- TASKS FOR THIS EXERCISE
A. Rewrite everything in the proof from "Proof 01. 1" down to "radd_assoc, radd_closed, radd_comm.", substituting "postulates" for "axioms".
B. Name every axiom that the proof is said to depend on.

- TEXT SEGMENT
━━━━━━━━━━━━━━━━━━━━

Proof 01. 1 ⊢ a ∈ ℝ, hypo. 02. 2 ⊢ b ∈ ℝ, hypo. 03. 3 ⊢ c ∈ ℝ, hypo. 04. 4 ⊢ d ∈ ℝ, hypo. 05. 1, 2, 3, 4 ⊢ a + b + c + d = a + (b + c + d), radd_assoc_llloloo 1 2 3 4. 06. 2, 3, 4 ⊢ b + c + d = d + b + c, radd_perm_312 2 3 4. 07. 1, 2, 3, 4 ⊢ a + b + c + d = a + (d + b + c), eq_subst 6 5, P t ↔ a + b + c + d = a + t. 08. 1, 2, 3, 4 ⊢ a + d + b + c = a + (d + b + c), radd_assoc_llloloo 1 4 2 3. 09. 1, 2, 3, 4 ⊢ a + b + c + d = a + d + b + c, eq_trans_rr 7 8. radd_perm_1423. ⊢ a ∈ ℝ → b ∈ ℝ → c ∈ ℝ → d ∈ ℝ → a + b + c + d = a + d + b + c, subj_intro_iv 9.
Dependencies
The given proof depends on five axioms:
eq_refl, eq_subst, radd_assoc, radd_closed, radd_comm.

━━━━━━━━━━━━━━━━━━━━

- GIVEN RECORDS
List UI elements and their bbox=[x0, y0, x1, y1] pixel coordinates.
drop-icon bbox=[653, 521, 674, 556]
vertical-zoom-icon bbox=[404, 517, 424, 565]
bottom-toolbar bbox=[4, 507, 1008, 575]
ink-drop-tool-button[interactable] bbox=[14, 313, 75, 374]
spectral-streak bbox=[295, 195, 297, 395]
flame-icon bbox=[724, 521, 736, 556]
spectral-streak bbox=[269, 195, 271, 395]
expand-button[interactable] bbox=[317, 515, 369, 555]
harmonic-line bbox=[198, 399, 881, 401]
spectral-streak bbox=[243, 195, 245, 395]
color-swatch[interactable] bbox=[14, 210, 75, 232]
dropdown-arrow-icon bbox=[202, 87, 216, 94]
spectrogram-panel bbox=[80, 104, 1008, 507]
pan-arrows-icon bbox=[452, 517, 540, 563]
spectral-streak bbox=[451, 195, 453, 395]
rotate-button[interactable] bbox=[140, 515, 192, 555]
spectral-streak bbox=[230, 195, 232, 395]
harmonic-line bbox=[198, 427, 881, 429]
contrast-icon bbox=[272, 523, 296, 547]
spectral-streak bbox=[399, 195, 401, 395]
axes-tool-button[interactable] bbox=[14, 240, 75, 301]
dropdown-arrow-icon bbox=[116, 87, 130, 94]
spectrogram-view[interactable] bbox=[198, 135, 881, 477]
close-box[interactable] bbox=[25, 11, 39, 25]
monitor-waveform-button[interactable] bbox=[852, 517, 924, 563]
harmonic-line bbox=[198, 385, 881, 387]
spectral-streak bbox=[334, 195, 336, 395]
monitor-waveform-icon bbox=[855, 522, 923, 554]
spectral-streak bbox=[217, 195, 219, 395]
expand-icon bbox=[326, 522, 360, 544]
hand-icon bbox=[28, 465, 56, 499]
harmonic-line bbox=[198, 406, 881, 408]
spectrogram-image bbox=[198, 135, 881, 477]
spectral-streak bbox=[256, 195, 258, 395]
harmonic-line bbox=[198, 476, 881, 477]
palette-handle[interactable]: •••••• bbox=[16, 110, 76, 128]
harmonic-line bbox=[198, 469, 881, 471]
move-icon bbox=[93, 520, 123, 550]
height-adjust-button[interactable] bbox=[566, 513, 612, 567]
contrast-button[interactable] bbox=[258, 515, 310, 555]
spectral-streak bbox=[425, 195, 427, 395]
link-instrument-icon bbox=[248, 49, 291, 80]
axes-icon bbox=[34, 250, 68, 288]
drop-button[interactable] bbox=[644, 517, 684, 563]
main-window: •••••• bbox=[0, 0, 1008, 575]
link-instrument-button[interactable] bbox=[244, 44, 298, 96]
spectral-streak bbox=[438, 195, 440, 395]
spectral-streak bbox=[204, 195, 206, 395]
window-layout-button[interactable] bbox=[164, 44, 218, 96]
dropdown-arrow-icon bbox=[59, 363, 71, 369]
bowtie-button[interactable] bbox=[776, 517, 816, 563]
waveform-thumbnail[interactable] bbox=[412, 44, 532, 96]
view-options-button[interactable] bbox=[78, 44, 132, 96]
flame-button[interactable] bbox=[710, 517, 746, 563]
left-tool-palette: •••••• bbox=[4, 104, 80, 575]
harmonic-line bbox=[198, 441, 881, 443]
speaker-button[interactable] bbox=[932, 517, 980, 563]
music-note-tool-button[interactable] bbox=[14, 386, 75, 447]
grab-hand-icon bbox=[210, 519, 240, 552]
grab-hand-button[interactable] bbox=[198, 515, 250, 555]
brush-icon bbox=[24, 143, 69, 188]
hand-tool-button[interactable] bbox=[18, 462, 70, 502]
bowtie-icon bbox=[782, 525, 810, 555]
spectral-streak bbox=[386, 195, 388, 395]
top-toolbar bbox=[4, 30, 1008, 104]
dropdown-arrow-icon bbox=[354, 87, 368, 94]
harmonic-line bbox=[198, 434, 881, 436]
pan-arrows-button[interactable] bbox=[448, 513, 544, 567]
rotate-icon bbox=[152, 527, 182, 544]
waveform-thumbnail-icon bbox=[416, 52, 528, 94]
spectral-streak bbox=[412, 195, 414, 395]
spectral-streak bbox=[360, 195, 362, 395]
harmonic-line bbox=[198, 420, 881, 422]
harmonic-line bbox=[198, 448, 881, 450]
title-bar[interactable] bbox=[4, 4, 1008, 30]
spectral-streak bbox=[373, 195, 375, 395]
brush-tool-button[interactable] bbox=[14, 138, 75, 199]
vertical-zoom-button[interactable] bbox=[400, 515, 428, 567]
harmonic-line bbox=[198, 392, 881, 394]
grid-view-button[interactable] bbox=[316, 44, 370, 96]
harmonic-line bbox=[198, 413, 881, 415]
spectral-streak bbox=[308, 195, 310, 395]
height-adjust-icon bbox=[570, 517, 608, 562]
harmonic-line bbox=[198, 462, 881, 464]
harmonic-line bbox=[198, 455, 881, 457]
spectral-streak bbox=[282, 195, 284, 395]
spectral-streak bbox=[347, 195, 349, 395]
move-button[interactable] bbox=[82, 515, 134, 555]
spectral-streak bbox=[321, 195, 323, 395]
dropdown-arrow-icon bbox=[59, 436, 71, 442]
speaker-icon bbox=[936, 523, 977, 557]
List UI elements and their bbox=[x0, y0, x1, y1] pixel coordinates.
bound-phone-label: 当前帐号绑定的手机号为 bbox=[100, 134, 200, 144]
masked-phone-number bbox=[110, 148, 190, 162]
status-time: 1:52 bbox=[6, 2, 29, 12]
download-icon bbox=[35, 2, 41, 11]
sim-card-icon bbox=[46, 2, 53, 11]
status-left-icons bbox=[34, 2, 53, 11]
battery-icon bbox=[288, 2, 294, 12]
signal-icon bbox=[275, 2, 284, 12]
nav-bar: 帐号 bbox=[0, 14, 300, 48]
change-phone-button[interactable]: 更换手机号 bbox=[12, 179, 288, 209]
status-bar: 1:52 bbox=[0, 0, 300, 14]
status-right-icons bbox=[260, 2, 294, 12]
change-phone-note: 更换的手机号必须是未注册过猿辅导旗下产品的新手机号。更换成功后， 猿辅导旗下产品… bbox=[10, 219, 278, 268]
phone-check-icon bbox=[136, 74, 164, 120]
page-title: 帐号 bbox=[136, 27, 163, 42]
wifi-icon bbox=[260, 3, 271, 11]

━━━━━━━━━━━━━━━━━━━━

- ANSWERS TO THE TASKS
A.
Proof 01. 1 ⊢ a ∈ ℝ, hypo. 02. 2 ⊢ b ∈ ℝ, hypo. 03. 3 ⊢ c ∈ ℝ, hypo. 04. 4 ⊢ d ∈ ℝ, hypo. 05. 1, 2, 3, 4 ⊢ a + b + c + d = a + (b + c + d), radd_assoc_llloloo 1 2 3 4. 06. 2, 3, 4 ⊢ b + c + d = d + b + c, radd_perm_312 2 3 4. 07. 1, 2, 3, 4 ⊢ a + b + c + d = a + (d + b + c), eq_subst 6 5, P t ↔ a + b + c + d = a + t. 08. 1, 2, 3, 4 ⊢ a + d + b + c = a + (d + b + c), radd_assoc_llloloo 1 4 2 3. 09. 1, 2, 3, 4 ⊢ a + b + c + d = a + d + b + c, eq_trans_rr 7 8. radd_perm_1423. ⊢ a ∈ ℝ → b ∈ ℝ → c ∈ ℝ → d ∈ ℝ → a + b + c + d = a + d + b + c, subj_intro_iv 9.
Dependencies
The given proof depends on five postulates:
eq_refl, eq_subst, radd_assoc, radd_closed, radd_comm.

B. eq_refl, eq_subst, radd_assoc, radd_closed, radd_comm